Extracted data entries
····················

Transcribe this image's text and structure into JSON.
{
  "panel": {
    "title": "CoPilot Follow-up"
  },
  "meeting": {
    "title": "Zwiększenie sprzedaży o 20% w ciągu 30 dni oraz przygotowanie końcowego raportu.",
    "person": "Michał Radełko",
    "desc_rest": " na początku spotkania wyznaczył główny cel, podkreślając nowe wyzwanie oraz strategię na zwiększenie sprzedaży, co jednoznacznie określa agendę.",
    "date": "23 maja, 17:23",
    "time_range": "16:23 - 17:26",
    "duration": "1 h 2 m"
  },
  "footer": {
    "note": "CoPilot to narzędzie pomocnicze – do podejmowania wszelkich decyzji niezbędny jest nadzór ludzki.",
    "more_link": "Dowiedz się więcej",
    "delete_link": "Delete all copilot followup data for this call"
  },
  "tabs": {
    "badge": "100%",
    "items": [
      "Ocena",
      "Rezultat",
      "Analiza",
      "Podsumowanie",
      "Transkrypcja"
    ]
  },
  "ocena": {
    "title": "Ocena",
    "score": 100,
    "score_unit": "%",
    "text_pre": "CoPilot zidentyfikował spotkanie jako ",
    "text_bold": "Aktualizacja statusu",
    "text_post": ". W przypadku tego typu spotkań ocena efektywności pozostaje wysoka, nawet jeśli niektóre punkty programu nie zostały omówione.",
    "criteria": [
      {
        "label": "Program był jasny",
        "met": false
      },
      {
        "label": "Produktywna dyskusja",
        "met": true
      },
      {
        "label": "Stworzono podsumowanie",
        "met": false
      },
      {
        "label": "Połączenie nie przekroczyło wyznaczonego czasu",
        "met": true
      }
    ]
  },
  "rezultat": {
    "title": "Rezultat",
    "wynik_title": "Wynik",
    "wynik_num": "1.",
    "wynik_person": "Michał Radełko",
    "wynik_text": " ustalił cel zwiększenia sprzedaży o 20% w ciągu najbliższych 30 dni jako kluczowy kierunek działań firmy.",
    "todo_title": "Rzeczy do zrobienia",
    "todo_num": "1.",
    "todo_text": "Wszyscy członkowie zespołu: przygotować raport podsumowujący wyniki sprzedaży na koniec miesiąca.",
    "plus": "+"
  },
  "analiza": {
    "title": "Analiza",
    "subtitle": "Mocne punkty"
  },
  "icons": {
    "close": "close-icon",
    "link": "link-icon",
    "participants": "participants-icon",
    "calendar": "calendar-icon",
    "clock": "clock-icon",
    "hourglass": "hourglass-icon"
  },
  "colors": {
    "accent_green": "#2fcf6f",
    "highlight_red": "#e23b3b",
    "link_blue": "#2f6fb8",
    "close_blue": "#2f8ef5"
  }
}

····················

• EXERCISE GOAL:
Look above for lines with the word "ciągu" and copy them all.

• OUTPUT FOR THIS TASK:
    "title": "Zwiększenie sprzedaży o 20% w ciągu 30 dni oraz przygotowanie końcowego raportu.",
    "wynik_text": " ustalił cel zwiększenia sprzedaży o 20% w ciągu najbliższych 30 dni jako kluczowy kierunek działań firmy.",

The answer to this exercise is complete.